# WORK TO COMPLETE:
In the records below, find each line with the word "Pwnable" and copy it.

# PROVIDED DATA:
%%

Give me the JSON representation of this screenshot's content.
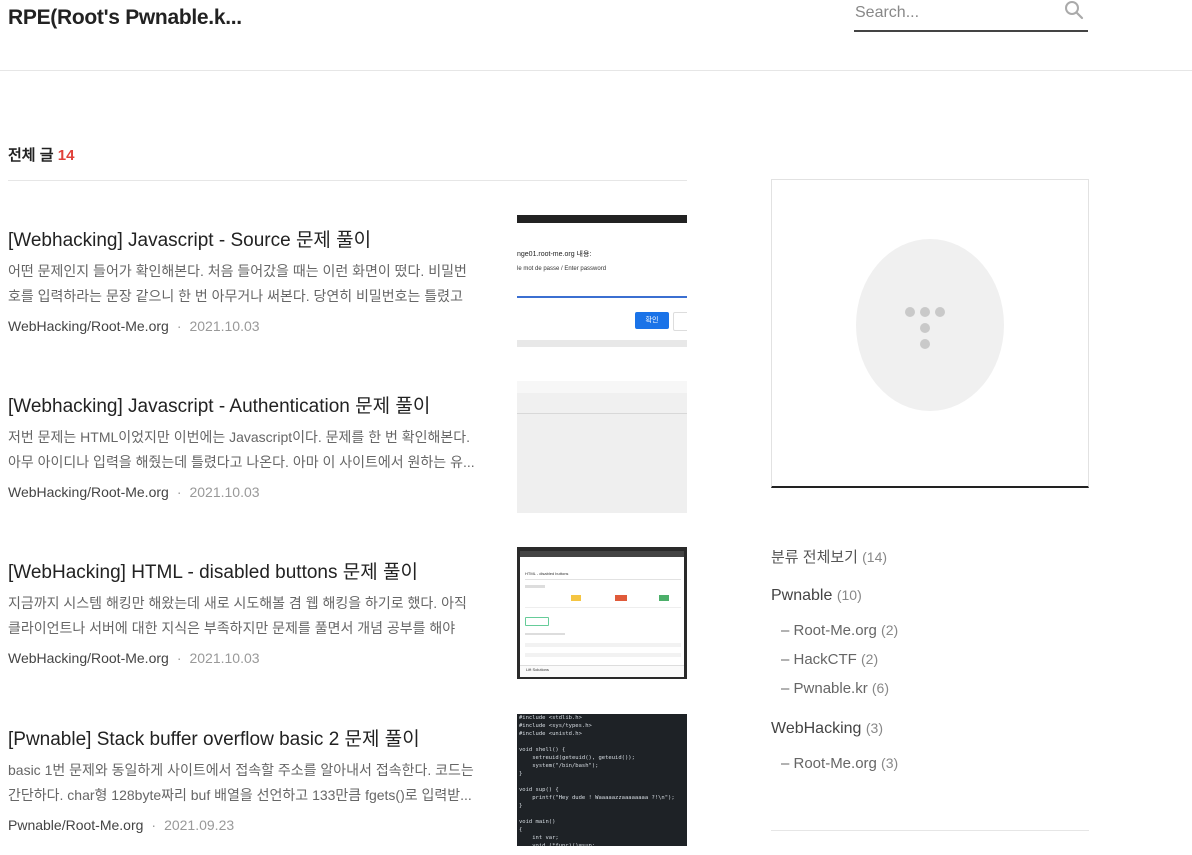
{
  "header": {
    "site_title": "RPE(Root's Pwnable.k...",
    "search_placeholder": "Search..."
  },
  "listing": {
    "label": "전체 글",
    "count": "14"
  },
  "posts": [
    {
      "title": "[Webhacking] Javascript - Source 문제 풀이",
      "excerpt": "어떤 문제인지 들어가 확인해본다. 처음 들어갔을 때는 이런 화면이 떴다. 비밀번호를 입력하라는 문장 같으니 한 번 아무거나 써본다. 당연히 비밀번호는 틀렸고 개...",
      "category": "WebHacking/Root-Me.org",
      "date": "2021.10.03",
      "thumb": {
        "dialog_title": "nge01.root-me.org 내용:",
        "dialog_prompt": "le mot de passe / Enter password",
        "ok_label": "확인"
      }
    },
    {
      "title": "[Webhacking] Javascript - Authentication 문제 풀이",
      "excerpt": "저번 문제는 HTML이었지만 이번에는 Javascript이다. 문제를 한 번 확인해본다. 아무 아이디나 입력을 해줬는데 틀렸다고 나온다. 아마 이 사이트에서 원하는 유...",
      "category": "WebHacking/Root-Me.org",
      "date": "2021.10.03"
    },
    {
      "title": "[WebHacking] HTML - disabled buttons 문제 풀이",
      "excerpt": "지금까지 시스템 해킹만 해왔는데 새로 시도해볼 겸 웹 해킹을 하기로 했다. 아직 클라이언트나 서버에 대한 지식은 부족하지만 문제를 풀면서 개념 공부를 해야겠...",
      "category": "WebHacking/Root-Me.org",
      "date": "2021.10.03",
      "thumb": {
        "page_title": "HTML - disabled buttons",
        "footer_text": "Lift Solutions"
      }
    },
    {
      "title": "[Pwnable] Stack buffer overflow basic 2 문제 풀이",
      "excerpt": "basic 1번 문제와 동일하게 사이트에서 접속할 주소를 알아내서 접속한다. 코드는 간단하다. char형 128byte짜리 buf 배열을 선언하고 133만큼 fgets()로 입력받...",
      "category": "Pwnable/Root-Me.org",
      "date": "2021.09.23",
      "thumb": {
        "code_lines": [
          "#include <stdlib.h>",
          "#include <sys/types.h>",
          "#include <unistd.h>",
          "",
          "void shell() {",
          "    setreuid(geteuid(), geteuid());",
          "    system(\"/bin/bash\");",
          "}",
          "",
          "void sup() {",
          "    printf(\"Hey dude ! Waaaaazzaaaaaaaa ?!\\n\");",
          "}",
          "",
          "void main()",
          "{",
          "    int var;",
          "    void (*func)()=sup;"
        ]
      }
    }
  ],
  "sidebar": {
    "categories": [
      {
        "label": "분류 전체보기",
        "count": "(14)"
      },
      {
        "label": "Pwnable",
        "count": "(10)"
      },
      {
        "label": "– Root-Me.org",
        "count": "(2)"
      },
      {
        "label": "– HackCTF",
        "count": "(2)"
      },
      {
        "label": "– Pwnable.kr",
        "count": "(6)"
      },
      {
        "label": "WebHacking",
        "count": "(3)"
      },
      {
        "label": "– Root-Me.org",
        "count": "(3)"
      }
    ]
  },
  "colors": {
    "accent_count": "#e0413a",
    "text_primary": "#222222",
    "text_muted": "#999999"
  }
}
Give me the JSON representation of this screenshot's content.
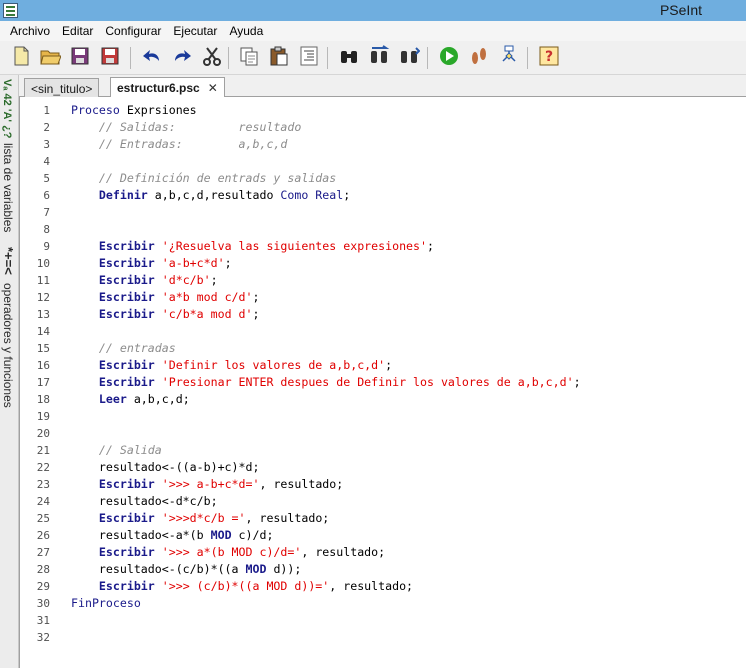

%%

# WRITTEN ANSWER:
    "site_title": "RPE(Root's Pwnable.k...",
      "title": "[Pwnable] Stack buffer overflow basic 2 문제 풀이",
      "category": "Pwnable/Root-Me.org",
        "label": "Pwnable",
        "label": "– Pwnable.kr",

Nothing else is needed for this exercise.